[TASK DESCRIPTION] Extract the text of every entry below exactly; leave images out.
————————
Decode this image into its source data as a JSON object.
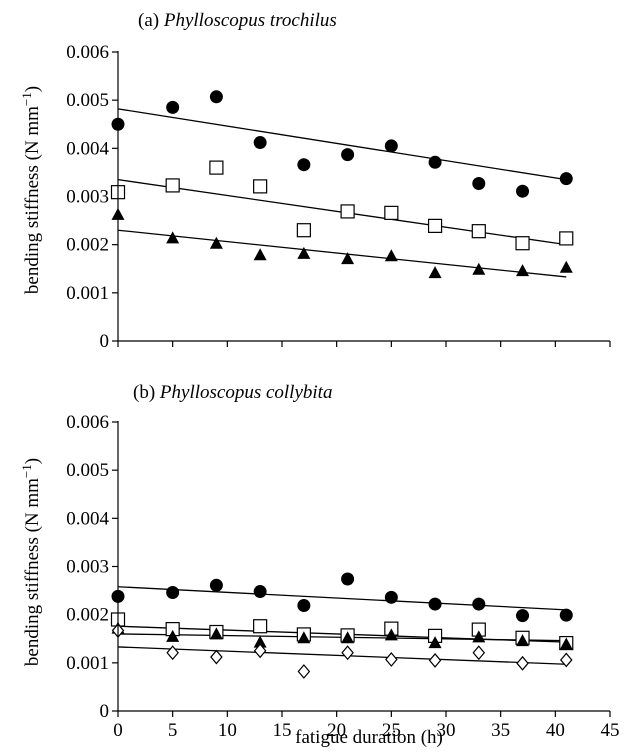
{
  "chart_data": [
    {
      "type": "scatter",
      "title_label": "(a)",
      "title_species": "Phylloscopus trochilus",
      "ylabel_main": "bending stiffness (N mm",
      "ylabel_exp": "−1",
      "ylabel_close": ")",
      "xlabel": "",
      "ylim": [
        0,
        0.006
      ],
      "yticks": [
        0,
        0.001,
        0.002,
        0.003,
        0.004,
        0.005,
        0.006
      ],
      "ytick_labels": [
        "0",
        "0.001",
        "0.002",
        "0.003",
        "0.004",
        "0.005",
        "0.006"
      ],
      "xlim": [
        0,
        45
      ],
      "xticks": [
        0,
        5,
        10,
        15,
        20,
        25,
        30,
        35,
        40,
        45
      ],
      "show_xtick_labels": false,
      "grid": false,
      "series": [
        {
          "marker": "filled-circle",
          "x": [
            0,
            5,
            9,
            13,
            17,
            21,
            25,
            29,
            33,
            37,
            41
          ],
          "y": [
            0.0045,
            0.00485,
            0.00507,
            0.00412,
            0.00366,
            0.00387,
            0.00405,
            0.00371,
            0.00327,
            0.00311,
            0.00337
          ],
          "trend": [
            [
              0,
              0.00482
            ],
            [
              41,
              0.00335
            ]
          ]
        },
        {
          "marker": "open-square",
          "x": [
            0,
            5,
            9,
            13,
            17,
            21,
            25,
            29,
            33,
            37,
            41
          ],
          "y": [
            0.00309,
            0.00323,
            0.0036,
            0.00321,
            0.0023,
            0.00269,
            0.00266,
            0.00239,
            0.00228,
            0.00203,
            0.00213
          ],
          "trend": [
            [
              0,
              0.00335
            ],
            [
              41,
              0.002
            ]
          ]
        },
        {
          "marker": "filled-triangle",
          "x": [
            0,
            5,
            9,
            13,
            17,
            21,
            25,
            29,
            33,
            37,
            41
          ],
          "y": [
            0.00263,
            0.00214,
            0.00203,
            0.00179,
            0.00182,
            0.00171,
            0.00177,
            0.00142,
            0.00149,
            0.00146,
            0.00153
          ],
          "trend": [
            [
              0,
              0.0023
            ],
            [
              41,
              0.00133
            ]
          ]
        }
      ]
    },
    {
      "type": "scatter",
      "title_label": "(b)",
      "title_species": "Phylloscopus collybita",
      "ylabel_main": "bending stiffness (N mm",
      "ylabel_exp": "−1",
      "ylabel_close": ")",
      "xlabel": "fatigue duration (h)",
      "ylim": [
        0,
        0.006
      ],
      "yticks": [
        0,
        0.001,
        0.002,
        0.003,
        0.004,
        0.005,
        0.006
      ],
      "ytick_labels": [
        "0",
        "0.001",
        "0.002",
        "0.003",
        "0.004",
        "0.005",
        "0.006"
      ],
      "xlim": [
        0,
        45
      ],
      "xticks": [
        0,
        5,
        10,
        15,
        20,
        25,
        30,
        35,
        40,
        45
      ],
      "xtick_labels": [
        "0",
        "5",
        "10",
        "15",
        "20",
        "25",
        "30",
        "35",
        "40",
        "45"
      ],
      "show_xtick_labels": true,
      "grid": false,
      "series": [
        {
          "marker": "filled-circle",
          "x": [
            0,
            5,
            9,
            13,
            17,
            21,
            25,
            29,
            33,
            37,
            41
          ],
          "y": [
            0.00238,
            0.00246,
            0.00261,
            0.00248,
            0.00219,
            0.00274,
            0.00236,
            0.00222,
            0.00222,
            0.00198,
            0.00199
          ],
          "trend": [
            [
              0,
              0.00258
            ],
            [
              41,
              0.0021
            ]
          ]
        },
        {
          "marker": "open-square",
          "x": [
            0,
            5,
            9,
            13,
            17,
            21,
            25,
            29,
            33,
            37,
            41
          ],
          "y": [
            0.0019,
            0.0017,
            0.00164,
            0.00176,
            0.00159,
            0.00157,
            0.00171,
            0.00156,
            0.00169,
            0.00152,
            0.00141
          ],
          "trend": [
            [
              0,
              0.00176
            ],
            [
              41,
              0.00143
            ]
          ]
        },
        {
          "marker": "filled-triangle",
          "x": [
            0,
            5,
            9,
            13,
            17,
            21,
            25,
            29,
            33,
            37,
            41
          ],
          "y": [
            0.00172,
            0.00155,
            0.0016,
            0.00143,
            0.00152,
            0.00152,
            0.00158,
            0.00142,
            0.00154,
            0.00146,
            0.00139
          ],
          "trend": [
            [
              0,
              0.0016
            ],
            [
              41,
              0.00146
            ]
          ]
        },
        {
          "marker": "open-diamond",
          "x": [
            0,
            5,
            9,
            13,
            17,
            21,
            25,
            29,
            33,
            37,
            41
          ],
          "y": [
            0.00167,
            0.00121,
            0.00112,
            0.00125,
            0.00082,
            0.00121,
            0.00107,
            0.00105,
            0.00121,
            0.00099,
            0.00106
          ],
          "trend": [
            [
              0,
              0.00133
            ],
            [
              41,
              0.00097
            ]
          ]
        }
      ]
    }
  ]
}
————————
[WORKED SOLUTION]
Decode this image into its source data as a JSON object.
{
  "chart_data": [
    {
      "type": "scatter",
      "title_label": "(a)",
      "title_species": "Phylloscopus trochilus",
      "ylabel_main": "bending stiffness (N mm",
      "ylabel_exp": "−1",
      "ylabel_close": ")",
      "xlabel": "",
      "ylim": [
        0,
        0.006
      ],
      "yticks": [
        0,
        0.001,
        0.002,
        0.003,
        0.004,
        0.005,
        0.006
      ],
      "ytick_labels": [
        "0",
        "0.001",
        "0.002",
        "0.003",
        "0.004",
        "0.005",
        "0.006"
      ],
      "xlim": [
        0,
        45
      ],
      "xticks": [
        0,
        5,
        10,
        15,
        20,
        25,
        30,
        35,
        40,
        45
      ],
      "show_xtick_labels": false,
      "grid": false,
      "series": [
        {
          "marker": "filled-circle",
          "x": [
            0,
            5,
            9,
            13,
            17,
            21,
            25,
            29,
            33,
            37,
            41
          ],
          "y": [
            0.0045,
            0.00485,
            0.00507,
            0.00412,
            0.00366,
            0.00387,
            0.00405,
            0.00371,
            0.00327,
            0.00311,
            0.00337
          ],
          "trend": [
            [
              0,
              0.00482
            ],
            [
              41,
              0.00335
            ]
          ]
        },
        {
          "marker": "open-square",
          "x": [
            0,
            5,
            9,
            13,
            17,
            21,
            25,
            29,
            33,
            37,
            41
          ],
          "y": [
            0.00309,
            0.00323,
            0.0036,
            0.00321,
            0.0023,
            0.00269,
            0.00266,
            0.00239,
            0.00228,
            0.00203,
            0.00213
          ],
          "trend": [
            [
              0,
              0.00335
            ],
            [
              41,
              0.002
            ]
          ]
        },
        {
          "marker": "filled-triangle",
          "x": [
            0,
            5,
            9,
            13,
            17,
            21,
            25,
            29,
            33,
            37,
            41
          ],
          "y": [
            0.00263,
            0.00214,
            0.00203,
            0.00179,
            0.00182,
            0.00171,
            0.00177,
            0.00142,
            0.00149,
            0.00146,
            0.00153
          ],
          "trend": [
            [
              0,
              0.0023
            ],
            [
              41,
              0.00133
            ]
          ]
        }
      ]
    },
    {
      "type": "scatter",
      "title_label": "(b)",
      "title_species": "Phylloscopus collybita",
      "ylabel_main": "bending stiffness (N mm",
      "ylabel_exp": "−1",
      "ylabel_close": ")",
      "xlabel": "fatigue duration (h)",
      "ylim": [
        0,
        0.006
      ],
      "yticks": [
        0,
        0.001,
        0.002,
        0.003,
        0.004,
        0.005,
        0.006
      ],
      "ytick_labels": [
        "0",
        "0.001",
        "0.002",
        "0.003",
        "0.004",
        "0.005",
        "0.006"
      ],
      "xlim": [
        0,
        45
      ],
      "xticks": [
        0,
        5,
        10,
        15,
        20,
        25,
        30,
        35,
        40,
        45
      ],
      "xtick_labels": [
        "0",
        "5",
        "10",
        "15",
        "20",
        "25",
        "30",
        "35",
        "40",
        "45"
      ],
      "show_xtick_labels": true,
      "grid": false,
      "series": [
        {
          "marker": "filled-circle",
          "x": [
            0,
            5,
            9,
            13,
            17,
            21,
            25,
            29,
            33,
            37,
            41
          ],
          "y": [
            0.00238,
            0.00246,
            0.00261,
            0.00248,
            0.00219,
            0.00274,
            0.00236,
            0.00222,
            0.00222,
            0.00198,
            0.00199
          ],
          "trend": [
            [
              0,
              0.00258
            ],
            [
              41,
              0.0021
            ]
          ]
        },
        {
          "marker": "open-square",
          "x": [
            0,
            5,
            9,
            13,
            17,
            21,
            25,
            29,
            33,
            37,
            41
          ],
          "y": [
            0.0019,
            0.0017,
            0.00164,
            0.00176,
            0.00159,
            0.00157,
            0.00171,
            0.00156,
            0.00169,
            0.00152,
            0.00141
          ],
          "trend": [
            [
              0,
              0.00176
            ],
            [
              41,
              0.00143
            ]
          ]
        },
        {
          "marker": "filled-triangle",
          "x": [
            0,
            5,
            9,
            13,
            17,
            21,
            25,
            29,
            33,
            37,
            41
          ],
          "y": [
            0.00172,
            0.00155,
            0.0016,
            0.00143,
            0.00152,
            0.00152,
            0.00158,
            0.00142,
            0.00154,
            0.00146,
            0.00139
          ],
          "trend": [
            [
              0,
              0.0016
            ],
            [
              41,
              0.00146
            ]
          ]
        },
        {
          "marker": "open-diamond",
          "x": [
            0,
            5,
            9,
            13,
            17,
            21,
            25,
            29,
            33,
            37,
            41
          ],
          "y": [
            0.00167,
            0.00121,
            0.00112,
            0.00125,
            0.00082,
            0.00121,
            0.00107,
            0.00105,
            0.00121,
            0.00099,
            0.00106
          ],
          "trend": [
            [
              0,
              0.00133
            ],
            [
              41,
              0.00097
            ]
          ]
        }
      ]
    }
  ]
}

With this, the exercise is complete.